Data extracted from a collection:
########
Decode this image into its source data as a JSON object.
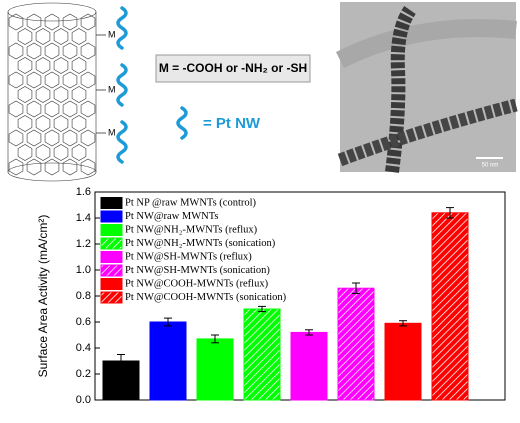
{
  "diagram": {
    "m_labels": [
      "M",
      "M",
      "M"
    ],
    "box_text": "M = -COOH or  -NH₂ or -SH",
    "pt_nw_label": "= Pt NW",
    "scale_bar": "50 nm"
  },
  "chart_data": {
    "type": "bar",
    "y_label": "Surface Area Activity (mA/cm²)",
    "ylim": [
      0,
      1.6
    ],
    "yticks": [
      {
        "value": 0,
        "label": "0.0"
      },
      0.2,
      0.4,
      0.6,
      0.8,
      {
        "value": 1,
        "label": "1.0"
      },
      1.2,
      1.4,
      1.6
    ],
    "legend": "upper left",
    "series": [
      {
        "name": "Pt NP @raw MWNTs (control)",
        "color": "#000000",
        "hatch": false,
        "values": [
          0.3
        ],
        "errors": [
          0.05
        ]
      },
      {
        "name": "Pt NW@raw MWNTs",
        "color": "#0000ff",
        "hatch": false,
        "values": [
          0.6
        ],
        "errors": [
          0.03
        ]
      },
      {
        "name": "Pt NW@NH₂-MWNTs (reflux)",
        "color": "#00ff00",
        "hatch": false,
        "values": [
          0.47
        ],
        "errors": [
          0.03
        ]
      },
      {
        "name": "Pt NW@NH₂-MWNTs (sonication)",
        "color": "#00ff00",
        "hatch": true,
        "values": [
          0.7
        ],
        "errors": [
          0.02
        ]
      },
      {
        "name": "Pt NW@SH-MWNTs (reflux)",
        "color": "#ff00ff",
        "hatch": false,
        "values": [
          0.52
        ],
        "errors": [
          0.02
        ]
      },
      {
        "name": "Pt NW@SH-MWNTs (sonication)",
        "color": "#ff00ff",
        "hatch": true,
        "values": [
          0.86
        ],
        "errors": [
          0.04
        ]
      },
      {
        "name": "Pt NW@COOH-MWNTs (reflux)",
        "color": "#ff0000",
        "hatch": false,
        "values": [
          0.59
        ],
        "errors": [
          0.02
        ]
      },
      {
        "name": "Pt NW@COOH-MWNTs (sonication)",
        "color": "#ff0000",
        "hatch": true,
        "values": [
          1.44
        ],
        "errors": [
          0.04
        ]
      }
    ]
  }
}
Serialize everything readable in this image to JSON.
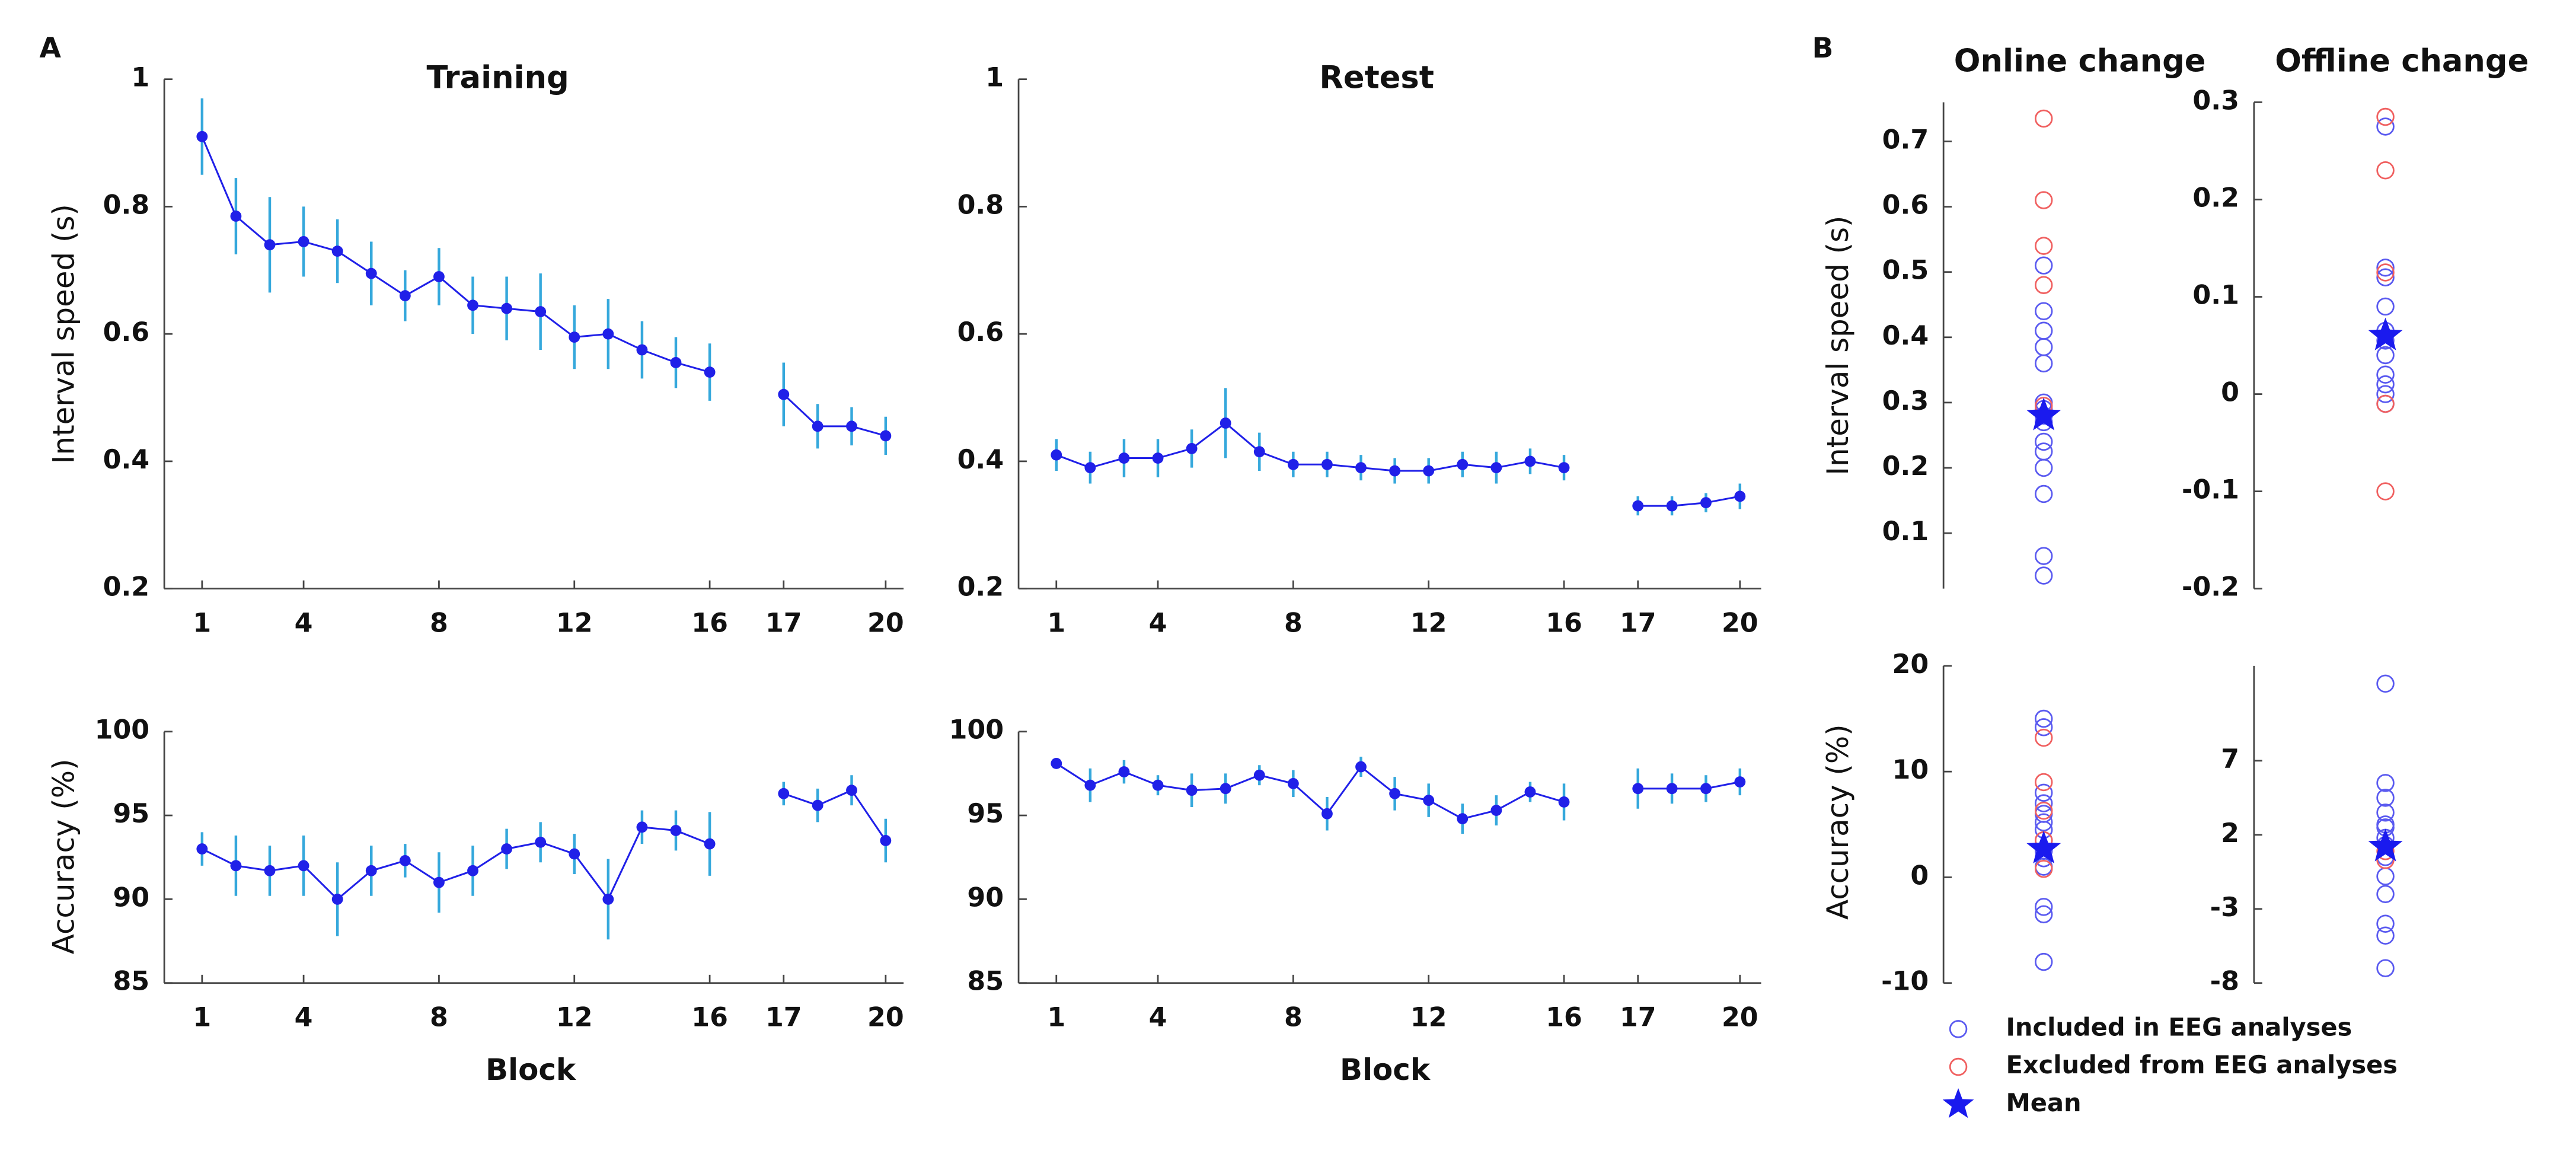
{
  "panel_labels": [
    "A",
    "B"
  ],
  "legend": [
    "Included in EEG analyses",
    "Excluded from EEG analyses",
    "Mean"
  ],
  "chart_data": [
    {
      "type": "line",
      "title": "Training",
      "ylabel": "Interval speed (s)",
      "categories": [
        1,
        null,
        null,
        4,
        null,
        null,
        null,
        8,
        null,
        null,
        null,
        12,
        null,
        null,
        null,
        16,
        17,
        null,
        null,
        20
      ],
      "ylim": [
        0.2,
        1
      ],
      "yticks": [
        0.2,
        0.4,
        0.6,
        0.8,
        1
      ],
      "series": [
        {
          "color": "#2020e8",
          "error_color": "#35a8dc",
          "values": [
            0.91,
            0.785,
            0.74,
            0.745,
            0.73,
            0.695,
            0.66,
            0.69,
            0.645,
            0.64,
            0.635,
            0.595,
            0.6,
            0.575,
            0.555,
            0.54,
            0.505,
            0.455,
            0.455,
            0.44
          ],
          "errors": [
            0.06,
            0.06,
            0.075,
            0.055,
            0.05,
            0.05,
            0.04,
            0.045,
            0.045,
            0.05,
            0.06,
            0.05,
            0.055,
            0.045,
            0.04,
            0.045,
            0.05,
            0.035,
            0.03,
            0.03
          ]
        }
      ]
    },
    {
      "type": "line",
      "title": "Retest",
      "categories": [
        1,
        null,
        null,
        4,
        null,
        null,
        null,
        8,
        null,
        null,
        null,
        12,
        null,
        null,
        null,
        16,
        17,
        null,
        null,
        20
      ],
      "ylim": [
        0.2,
        1
      ],
      "yticks": [
        0.2,
        0.4,
        0.6,
        0.8,
        1
      ],
      "series": [
        {
          "color": "#2020e8",
          "error_color": "#35a8dc",
          "values": [
            0.41,
            0.39,
            0.405,
            0.405,
            0.42,
            0.46,
            0.415,
            0.395,
            0.395,
            0.39,
            0.385,
            0.385,
            0.395,
            0.39,
            0.4,
            0.39,
            0.33,
            0.33,
            0.335,
            0.345
          ],
          "errors": [
            0.025,
            0.025,
            0.03,
            0.03,
            0.03,
            0.055,
            0.03,
            0.02,
            0.02,
            0.02,
            0.02,
            0.02,
            0.02,
            0.025,
            0.02,
            0.02,
            0.015,
            0.015,
            0.015,
            0.02
          ]
        }
      ]
    },
    {
      "type": "line",
      "ylabel": "Accuracy (%)",
      "xlabel": "Block",
      "categories": [
        1,
        null,
        null,
        4,
        null,
        null,
        null,
        8,
        null,
        null,
        null,
        12,
        null,
        null,
        null,
        16,
        17,
        null,
        null,
        20
      ],
      "ylim": [
        85,
        100
      ],
      "yticks": [
        85,
        90,
        95,
        100
      ],
      "series": [
        {
          "color": "#2020e8",
          "error_color": "#35a8dc",
          "values": [
            93,
            92,
            91.7,
            92,
            90,
            91.7,
            92.3,
            91,
            91.7,
            93,
            93.4,
            92.7,
            90,
            94.3,
            94.1,
            93.3,
            96.3,
            95.6,
            96.5,
            93.5
          ],
          "errors": [
            1,
            1.8,
            1.5,
            1.8,
            2.2,
            1.5,
            1,
            1.8,
            1.5,
            1.2,
            1.2,
            1.2,
            2.4,
            1,
            1.2,
            1.9,
            0.7,
            1,
            0.9,
            1.3
          ]
        }
      ]
    },
    {
      "type": "line",
      "xlabel": "Block",
      "categories": [
        1,
        null,
        null,
        4,
        null,
        null,
        null,
        8,
        null,
        null,
        null,
        12,
        null,
        null,
        null,
        16,
        17,
        null,
        null,
        20
      ],
      "ylim": [
        85,
        100
      ],
      "yticks": [
        85,
        90,
        95,
        100
      ],
      "series": [
        {
          "color": "#2020e8",
          "error_color": "#35a8dc",
          "values": [
            98.1,
            96.8,
            97.6,
            96.8,
            96.5,
            96.6,
            97.4,
            96.9,
            95.1,
            97.9,
            96.3,
            95.9,
            94.8,
            95.3,
            96.4,
            95.8,
            96.6,
            96.6,
            96.6,
            97
          ],
          "errors": [
            0.3,
            1,
            0.7,
            0.6,
            1,
            0.9,
            0.6,
            0.8,
            1,
            0.6,
            1,
            1,
            0.9,
            0.9,
            0.6,
            1.1,
            1.2,
            0.9,
            0.8,
            0.8
          ]
        }
      ]
    },
    {
      "type": "strip",
      "title": "Online change",
      "ylabel": "Interval speed (s)",
      "ylim": [
        0.015,
        0.76
      ],
      "yticks": [
        0.1,
        0.2,
        0.3,
        0.4,
        0.5,
        0.6,
        0.7
      ],
      "series": [
        {
          "color": "#5a5af0",
          "values": [
            0.51,
            0.44,
            0.41,
            0.385,
            0.36,
            0.3,
            0.29,
            0.28,
            0.27,
            0.24,
            0.225,
            0.2,
            0.16,
            0.065,
            0.035
          ]
        },
        {
          "color": "#f06060",
          "values": [
            0.735,
            0.61,
            0.54,
            0.48,
            0.295
          ]
        },
        {
          "color": "#1a1aee",
          "marker": "star",
          "values": [
            0.28
          ]
        }
      ]
    },
    {
      "type": "strip",
      "title": "Offline change",
      "ylim": [
        -0.2,
        0.3
      ],
      "yticks": [
        -0.2,
        -0.1,
        0,
        0.1,
        0.2,
        0.3
      ],
      "series": [
        {
          "color": "#5a5af0",
          "values": [
            0.275,
            0.13,
            0.12,
            0.09,
            0.065,
            0.055,
            0.04,
            0.02,
            0.01,
            0,
            -0.01
          ]
        },
        {
          "color": "#f06060",
          "values": [
            0.285,
            0.23,
            0.125,
            -0.01,
            -0.1
          ]
        },
        {
          "color": "#1a1aee",
          "marker": "star",
          "values": [
            0.06
          ]
        }
      ]
    },
    {
      "type": "strip",
      "ylabel": "Accuracy (%)",
      "ylim": [
        -10,
        20
      ],
      "yticks": [
        -10,
        0,
        10,
        20
      ],
      "series": [
        {
          "color": "#5a5af0",
          "values": [
            15,
            14.2,
            8,
            7,
            6,
            5.2,
            4.5,
            3.5,
            2.5,
            1.8,
            1,
            -2.8,
            -3.5,
            -8
          ]
        },
        {
          "color": "#f06060",
          "values": [
            13.2,
            9,
            6.3,
            3.5,
            0.8
          ]
        },
        {
          "color": "#1a1aee",
          "marker": "star",
          "values": [
            2.7
          ]
        }
      ]
    },
    {
      "type": "strip",
      "ylim": [
        -8,
        13.4
      ],
      "yticks": [
        -8,
        -3,
        2,
        7
      ],
      "series": [
        {
          "color": "#5a5af0",
          "values": [
            12.2,
            5.5,
            4.5,
            3.5,
            2.7,
            2.5,
            1.8,
            1.3,
            0.5,
            -0.8,
            -2,
            -4,
            -4.8,
            -7
          ]
        },
        {
          "color": "#f06060",
          "values": [
            0.9,
            0.3
          ]
        },
        {
          "color": "#1a1aee",
          "marker": "star",
          "values": [
            1.2
          ]
        }
      ]
    }
  ]
}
########
Prompt:
Scan the material above for the string "this" and return the lines that hold it.

Response below:
Decode this image into its source data as a JSON object.
Serialize everything readable in this image to JSON.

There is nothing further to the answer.